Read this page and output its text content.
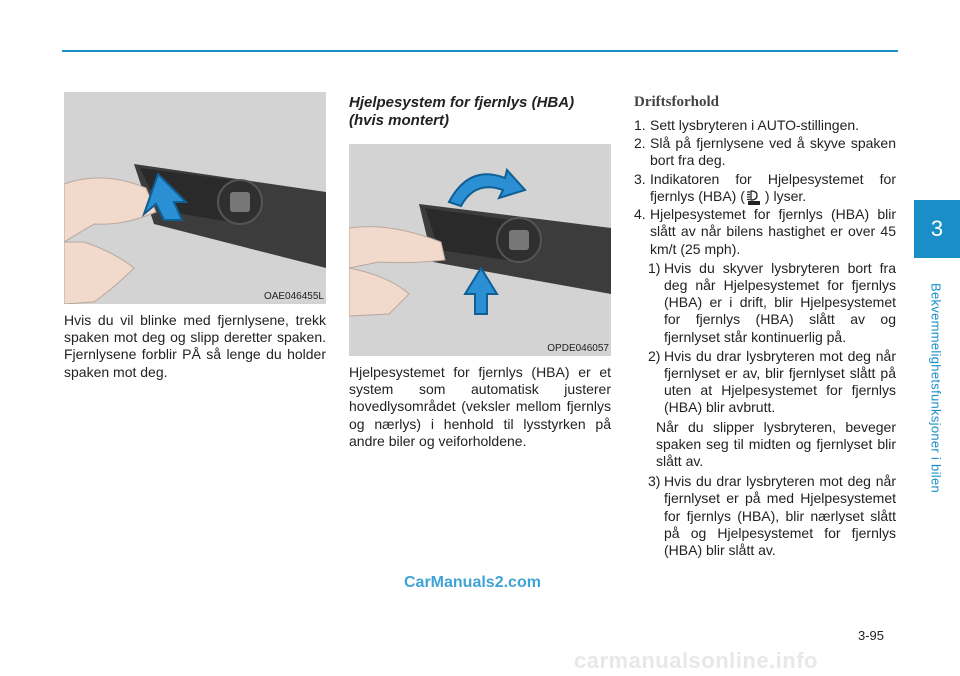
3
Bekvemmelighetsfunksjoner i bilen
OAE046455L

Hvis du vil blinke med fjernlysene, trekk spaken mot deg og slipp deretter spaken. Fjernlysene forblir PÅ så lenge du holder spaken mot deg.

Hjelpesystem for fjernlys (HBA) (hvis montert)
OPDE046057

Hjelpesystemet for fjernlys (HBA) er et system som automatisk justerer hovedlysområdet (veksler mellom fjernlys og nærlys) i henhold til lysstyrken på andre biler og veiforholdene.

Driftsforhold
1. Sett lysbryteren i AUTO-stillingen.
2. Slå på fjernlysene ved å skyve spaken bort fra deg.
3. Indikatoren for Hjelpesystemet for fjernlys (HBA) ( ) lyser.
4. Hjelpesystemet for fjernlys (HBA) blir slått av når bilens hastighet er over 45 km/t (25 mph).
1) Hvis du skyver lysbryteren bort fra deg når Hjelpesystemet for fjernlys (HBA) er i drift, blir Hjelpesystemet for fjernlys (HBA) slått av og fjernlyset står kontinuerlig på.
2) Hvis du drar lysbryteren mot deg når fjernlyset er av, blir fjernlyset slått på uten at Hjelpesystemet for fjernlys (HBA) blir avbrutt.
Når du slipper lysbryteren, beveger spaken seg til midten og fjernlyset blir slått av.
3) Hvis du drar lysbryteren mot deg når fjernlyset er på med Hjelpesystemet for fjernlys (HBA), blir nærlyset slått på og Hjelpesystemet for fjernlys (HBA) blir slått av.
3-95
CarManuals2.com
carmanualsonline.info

####

*What is needed:*
Using the listing above, locate the lines that hold "spaken" and copy each one.

*Expected answer:*
Hvis du vil blinke med fjernlysene, trekk spaken mot deg og slipp deretter spaken. Fjernlysene forblir PÅ så lenge du holder spaken mot deg.
2. Slå på fjernlysene ved å skyve spaken bort fra deg.
Når du slipper lysbryteren, beveger spaken seg til midten og fjernlyset blir slått av.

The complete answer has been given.